→ Requirement A
In the Texas voting guide, reproduce word for word the passage starting at "You can check" and ending at "sooner than later.".
→ Requirement B
According to the Texas voting guide, why does it matter that a voter is registered at the correct address? Answer in one to three sentences.

→ Supplied passage
★ ★ ★
As you probably already know, there is a Uniform Election coming up this fall on Tuesday, November 3, 2020. In order to vote in the November 3 election in Texas, you must be registered to vote by October 5, 2020 and early voting begins October 12. Not sure if you’re already registered? Not sure how to get registered? Here are some resources to help get you registered to vote in Texas.
You can check to see if you are registered to vote at The Texas Secretary of State website. This site is nice if you’re unsure what address to which you are registered. It is important that you are registered at the correct address so that your ballot is accurate. If you have moved within your county, you will need to update your voting address online or contact your voter registrar.
If you are not registered to vote, there are various sites that can help you get registered in about 5 minutes. You can also register to vote directly through the Texas Secretary of State Voter Registration Application. You’ll fill out the application, print, sign, and mail it by October 5. According to votetexas.gov, this can be either the postmark date or the date the application is received in the office of the voter registrar. Better sooner than later.
In order to qualify to receive a mail-in ballot in Texas, registered voters must be outside of the county they are voting in through the entire election period, 65 years of age or older, must cite a disability or illness, or are confined in jail but still eligible to vote. However, the Texas election code’s definition for disability is broader than the federal one, and may grant eligibility to more voters. You can read up more on voting by mail in this helpful Texas Tribune article.
★ ★ ★
→ Dataset records
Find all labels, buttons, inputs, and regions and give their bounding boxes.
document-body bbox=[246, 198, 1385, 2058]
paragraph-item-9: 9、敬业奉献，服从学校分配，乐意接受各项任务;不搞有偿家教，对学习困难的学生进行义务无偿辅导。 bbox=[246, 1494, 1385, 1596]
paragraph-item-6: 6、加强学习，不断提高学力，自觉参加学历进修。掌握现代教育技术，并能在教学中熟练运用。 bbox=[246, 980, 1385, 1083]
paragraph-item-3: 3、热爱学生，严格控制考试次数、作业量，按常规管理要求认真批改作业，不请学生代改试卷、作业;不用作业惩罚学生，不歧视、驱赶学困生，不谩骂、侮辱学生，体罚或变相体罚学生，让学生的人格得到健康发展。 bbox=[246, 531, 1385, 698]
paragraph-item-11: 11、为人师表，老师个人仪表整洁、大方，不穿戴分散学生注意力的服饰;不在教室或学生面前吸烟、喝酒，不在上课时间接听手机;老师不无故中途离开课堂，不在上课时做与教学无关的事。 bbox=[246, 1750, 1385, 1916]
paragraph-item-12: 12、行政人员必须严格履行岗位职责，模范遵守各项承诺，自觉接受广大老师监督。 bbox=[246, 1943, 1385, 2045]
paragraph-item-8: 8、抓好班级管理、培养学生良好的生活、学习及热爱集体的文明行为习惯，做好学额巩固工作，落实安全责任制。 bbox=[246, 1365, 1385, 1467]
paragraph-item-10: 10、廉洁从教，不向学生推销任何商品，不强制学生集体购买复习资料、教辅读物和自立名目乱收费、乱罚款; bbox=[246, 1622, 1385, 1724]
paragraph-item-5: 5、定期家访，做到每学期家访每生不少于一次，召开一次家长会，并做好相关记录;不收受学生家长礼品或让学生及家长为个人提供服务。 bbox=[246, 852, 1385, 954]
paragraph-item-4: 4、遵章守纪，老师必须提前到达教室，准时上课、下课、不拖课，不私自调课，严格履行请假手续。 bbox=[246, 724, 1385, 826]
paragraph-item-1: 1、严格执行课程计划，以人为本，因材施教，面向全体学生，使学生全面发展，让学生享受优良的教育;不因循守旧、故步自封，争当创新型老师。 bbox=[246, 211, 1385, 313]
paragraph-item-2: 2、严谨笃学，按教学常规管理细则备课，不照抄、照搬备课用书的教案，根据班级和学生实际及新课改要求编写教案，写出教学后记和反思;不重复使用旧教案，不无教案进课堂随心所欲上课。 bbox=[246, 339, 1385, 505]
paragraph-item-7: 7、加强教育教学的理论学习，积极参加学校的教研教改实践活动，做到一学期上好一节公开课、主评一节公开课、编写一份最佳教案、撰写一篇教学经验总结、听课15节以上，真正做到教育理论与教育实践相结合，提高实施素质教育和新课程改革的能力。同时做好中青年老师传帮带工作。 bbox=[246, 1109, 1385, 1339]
★ ★ ★
→ Exercise response A
You can check to see if you are registered to vote at The Texas Secretary of State website. This site is nice if you’re unsure what address to which you are registered. It is important that you are registered at the correct address so that your ballot is accurate. If you have moved within your county, you will need to update your voting address online or contact your voter registrar.
If you are not registered to vote, there are various sites that can help you get registered in about 5 minutes. You can also register to vote directly through the Texas Secretary of State Voter Registration Application. You’ll fill out the application, print, sign, and mail it by October 5. According to votetexas.gov, this can be either the postmark date or the date the application is received in the office of the voter registrar. Better sooner than later.

→ Exercise response B
Being registered at the correct address makes the voter's ballot accurate. For that reason, a voter who has moved within the county needs to update the voting address online or contact the voter registrar.